## [Exercices]
[a] Dans le texte sur le pastorat, recopiez le passage compris entre « La croissance d’une » et « Des motifs purs? », bornes incluses, en substituant « soif » à « ambition ».
[b] Résumez le texte sur le pastorat en deux phrases.

## [Texte à lire]
____

Le pastorat, un job de fou?

La croissance d’une église locale est l’objet de bien des questionnements en ce moment dans nos milieux évangéliques.  On veut plus d’églises et on veut plus de gens dedans.  Dans tout ça, l’augmentation du nombre des membres est de loin, la préoccupation principale des pasteurs implanteurs.  Est-ce normal?  Remarquez que je comprends fort bien cette convoitise puisque je l’ai moi-même ressenti et, pour être honnête, je l’ai à peine combattu en tant que pasteur.  Croyez-moi, le pastorat réveil en l’homme une ambition tout à fait comparable à celle qui motive les artistes et les gens d’affaires les plus ambitieux.  J’oserais même dire, une ambition dévorante.

Des motifs purs?

Évidemment, rien de tout cela ne parait, car la pureté des motivations oblige le pasteur à toujours dire « Gloire à Dieu » lorsqu’on le félicite pour les bonnes choses qui arrivent dans l’église.  Et à la différence des artistes, il serait mal venu de s’en attribuer le mérite.  En fait, j’irais même jusqu’à dire que l’une des premières tâches sur laquelle un pasteur doit absolument veiller est de s’assurer de ne jamais laisser paraitre qu’il est incapable de ne pas s’attribuer une certaine part de gloire malgré tout.  Humilité oblige, il n’a pas le choix de dire que toute la gloire est à Dieu seul. N’importe quel pasteur un tant soit peu honnête vous dira que c’est ainsi que ça se passe dans les cœurs.

____

## [Données fournies]

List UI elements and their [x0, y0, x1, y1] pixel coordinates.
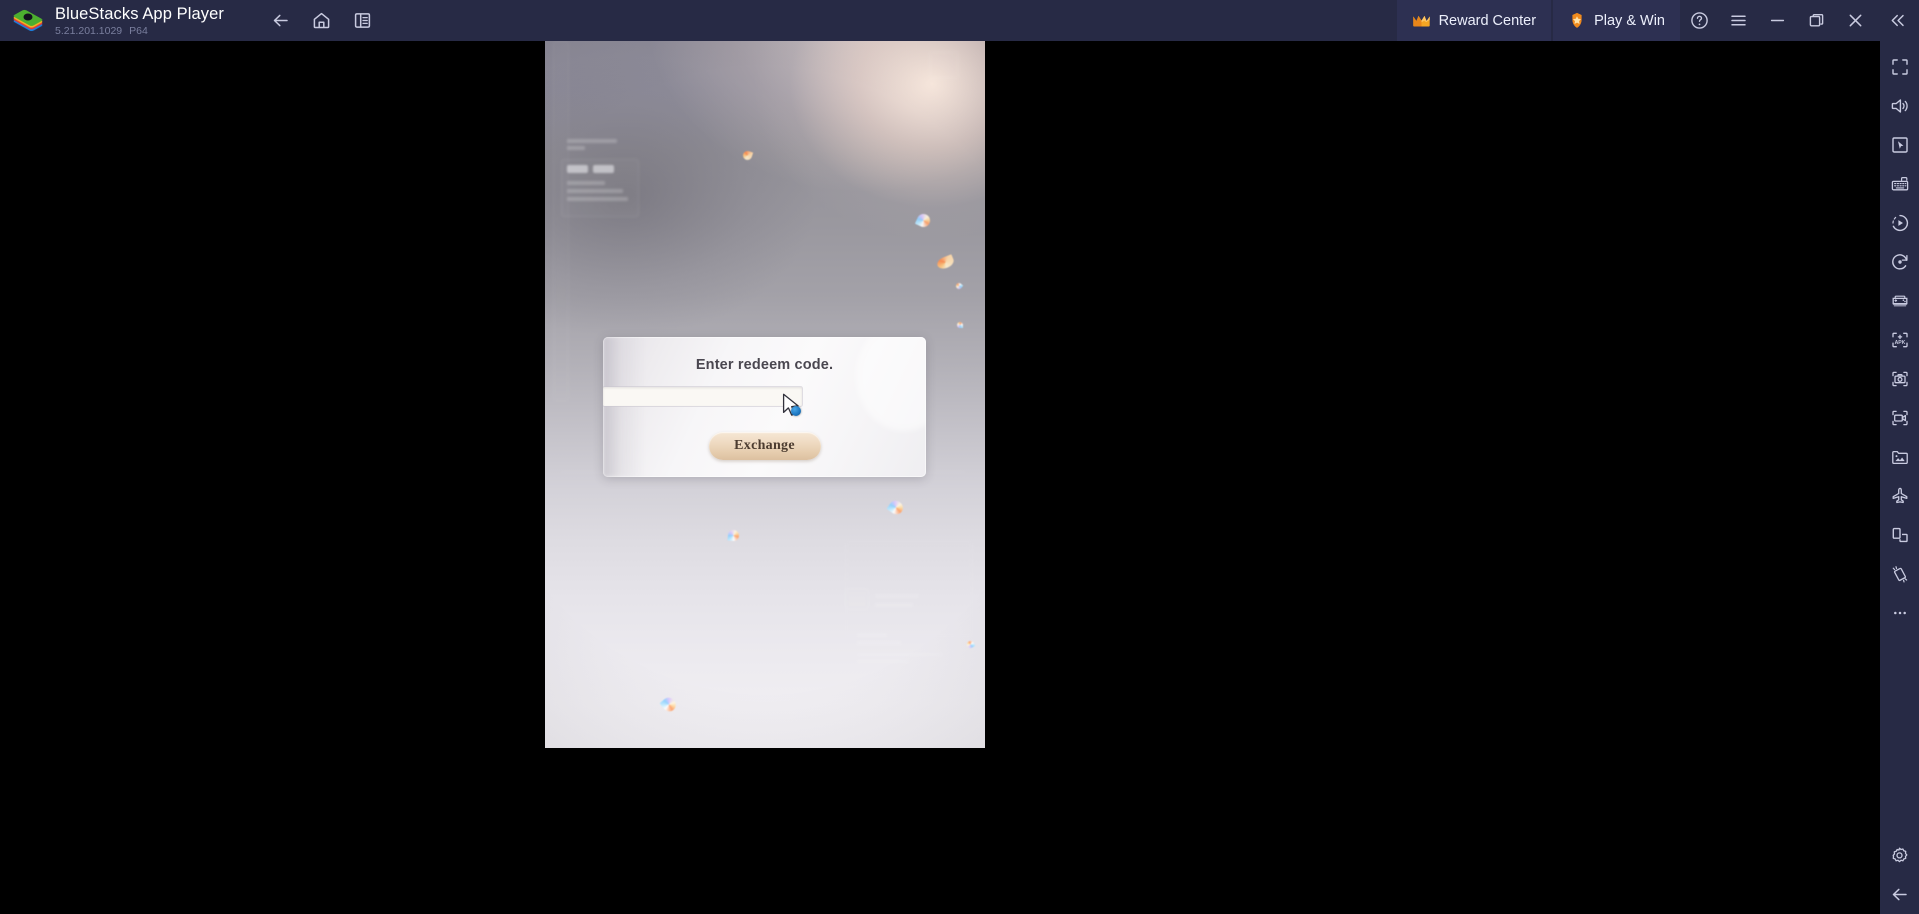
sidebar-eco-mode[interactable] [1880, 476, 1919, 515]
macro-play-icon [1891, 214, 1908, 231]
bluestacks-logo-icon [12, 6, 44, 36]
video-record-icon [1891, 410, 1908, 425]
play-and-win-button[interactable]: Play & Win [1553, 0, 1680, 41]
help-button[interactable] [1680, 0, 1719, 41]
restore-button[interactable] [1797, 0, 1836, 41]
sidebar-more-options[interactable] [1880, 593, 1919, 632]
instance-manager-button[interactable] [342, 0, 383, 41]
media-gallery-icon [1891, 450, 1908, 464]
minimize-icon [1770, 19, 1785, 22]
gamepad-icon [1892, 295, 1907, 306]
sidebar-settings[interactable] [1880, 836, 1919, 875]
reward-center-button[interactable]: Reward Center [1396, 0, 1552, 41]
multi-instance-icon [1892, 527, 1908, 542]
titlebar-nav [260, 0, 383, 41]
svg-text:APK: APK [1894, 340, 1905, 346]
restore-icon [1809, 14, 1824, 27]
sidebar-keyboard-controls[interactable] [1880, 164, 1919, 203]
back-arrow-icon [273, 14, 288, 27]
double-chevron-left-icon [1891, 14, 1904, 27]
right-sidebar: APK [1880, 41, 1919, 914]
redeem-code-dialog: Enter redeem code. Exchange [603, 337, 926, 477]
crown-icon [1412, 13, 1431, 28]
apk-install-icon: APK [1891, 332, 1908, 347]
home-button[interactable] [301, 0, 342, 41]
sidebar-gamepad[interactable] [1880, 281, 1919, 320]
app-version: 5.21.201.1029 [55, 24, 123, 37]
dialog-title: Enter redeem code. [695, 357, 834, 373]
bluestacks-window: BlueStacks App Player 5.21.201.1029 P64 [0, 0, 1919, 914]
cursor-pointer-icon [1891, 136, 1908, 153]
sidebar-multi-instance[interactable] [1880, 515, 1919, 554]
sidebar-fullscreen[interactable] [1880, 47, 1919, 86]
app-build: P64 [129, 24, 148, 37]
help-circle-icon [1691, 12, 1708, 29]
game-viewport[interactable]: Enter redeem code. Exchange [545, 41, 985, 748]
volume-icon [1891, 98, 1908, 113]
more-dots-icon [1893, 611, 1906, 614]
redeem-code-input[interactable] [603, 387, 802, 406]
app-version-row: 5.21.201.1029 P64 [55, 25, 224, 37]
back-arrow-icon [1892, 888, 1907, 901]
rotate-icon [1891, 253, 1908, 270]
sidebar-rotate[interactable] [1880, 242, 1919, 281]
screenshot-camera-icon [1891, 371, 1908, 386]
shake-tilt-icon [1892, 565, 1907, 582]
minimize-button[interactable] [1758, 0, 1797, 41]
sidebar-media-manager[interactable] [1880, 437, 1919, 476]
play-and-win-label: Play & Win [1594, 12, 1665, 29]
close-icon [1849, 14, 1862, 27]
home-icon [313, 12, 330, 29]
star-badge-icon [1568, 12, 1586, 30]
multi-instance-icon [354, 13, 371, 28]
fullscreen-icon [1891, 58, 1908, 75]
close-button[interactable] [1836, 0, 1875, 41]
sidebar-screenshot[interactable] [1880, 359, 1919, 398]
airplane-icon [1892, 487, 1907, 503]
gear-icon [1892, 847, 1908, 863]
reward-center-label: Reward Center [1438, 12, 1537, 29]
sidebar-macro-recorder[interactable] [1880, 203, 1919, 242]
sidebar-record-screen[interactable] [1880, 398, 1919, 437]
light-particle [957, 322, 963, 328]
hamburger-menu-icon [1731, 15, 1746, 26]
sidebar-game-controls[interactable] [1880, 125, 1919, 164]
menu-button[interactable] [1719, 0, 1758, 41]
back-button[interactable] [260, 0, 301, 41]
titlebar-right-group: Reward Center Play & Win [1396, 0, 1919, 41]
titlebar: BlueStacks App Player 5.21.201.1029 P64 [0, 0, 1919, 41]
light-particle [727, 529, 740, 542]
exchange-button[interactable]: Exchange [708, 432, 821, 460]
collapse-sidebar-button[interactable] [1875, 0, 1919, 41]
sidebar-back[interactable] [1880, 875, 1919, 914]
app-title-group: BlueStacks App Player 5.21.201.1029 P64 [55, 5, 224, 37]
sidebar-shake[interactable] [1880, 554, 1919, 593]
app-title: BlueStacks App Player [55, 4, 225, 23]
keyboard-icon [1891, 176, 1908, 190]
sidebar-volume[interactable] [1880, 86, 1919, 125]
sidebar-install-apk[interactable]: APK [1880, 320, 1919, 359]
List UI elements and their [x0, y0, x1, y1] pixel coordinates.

____

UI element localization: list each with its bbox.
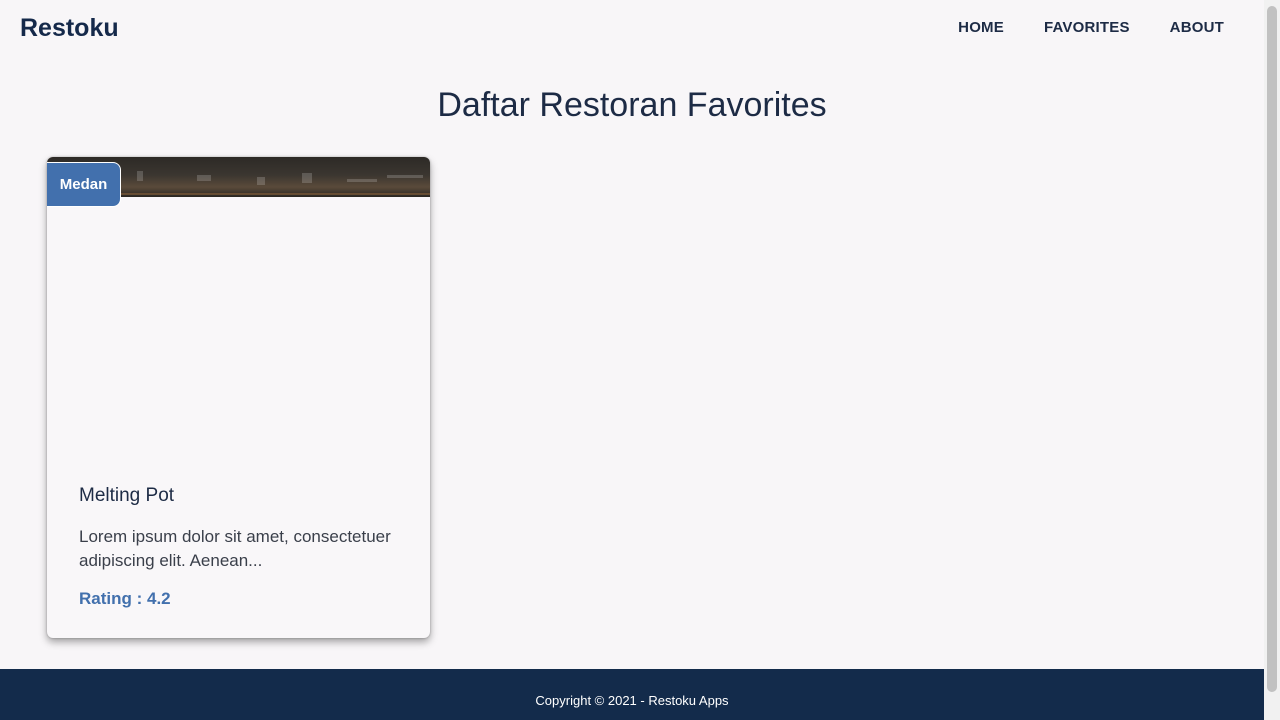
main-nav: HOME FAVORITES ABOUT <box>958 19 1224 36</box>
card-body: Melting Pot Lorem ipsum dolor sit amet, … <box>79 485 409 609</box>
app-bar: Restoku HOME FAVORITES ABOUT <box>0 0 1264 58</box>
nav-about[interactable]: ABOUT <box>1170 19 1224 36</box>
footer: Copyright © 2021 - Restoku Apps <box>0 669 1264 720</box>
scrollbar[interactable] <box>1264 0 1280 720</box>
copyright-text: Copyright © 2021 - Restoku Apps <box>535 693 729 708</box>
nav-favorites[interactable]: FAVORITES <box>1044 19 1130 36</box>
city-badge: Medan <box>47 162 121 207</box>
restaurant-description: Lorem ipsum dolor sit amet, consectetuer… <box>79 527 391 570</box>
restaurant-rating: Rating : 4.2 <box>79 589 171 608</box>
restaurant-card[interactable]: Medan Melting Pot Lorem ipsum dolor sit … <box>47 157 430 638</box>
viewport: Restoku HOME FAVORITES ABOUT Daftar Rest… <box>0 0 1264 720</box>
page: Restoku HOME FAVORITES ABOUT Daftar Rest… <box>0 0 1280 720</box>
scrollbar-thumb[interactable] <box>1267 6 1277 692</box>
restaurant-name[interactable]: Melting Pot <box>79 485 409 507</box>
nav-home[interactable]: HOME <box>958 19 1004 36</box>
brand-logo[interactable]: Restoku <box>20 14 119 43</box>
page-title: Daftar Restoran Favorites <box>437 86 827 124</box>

____

## [Corrigé]
[a]
La croissance d’une église locale est l’objet de bien des questionnements en ce moment dans nos milieux évangéliques.  On veut plus d’églises et on veut plus de gens dedans.  Dans tout ça, l’augmentation du nombre des membres est de loin, la préoccupation principale des pasteurs implanteurs.  Est-ce normal?  Remarquez que je comprends fort bien cette convoitise puisque je l’ai moi-même ressenti et, pour être honnête, je l’ai à peine combattu en tant que pasteur.  Croyez-moi, le pastorat réveil en l’homme une soif tout à fait comparable à celle qui motive les artistes et les gens d’affaires les plus ambitieux.  J’oserais même dire, une soif dévorante.

Des motifs purs?

[b] Dans les milieux évangéliques, la croissance des églises locales, et surtout l'augmentation du nombre de membres, est la préoccupation principale des pasteurs implanteurs, une convoitise que l'auteur avoue avoir ressentie et à peine combattue. Le pastorat éveille une ambition comparable à celle des artistes et des gens d'affaires, mais l'humilité oblige le pasteur à dire que toute la gloire est à Dieu seul.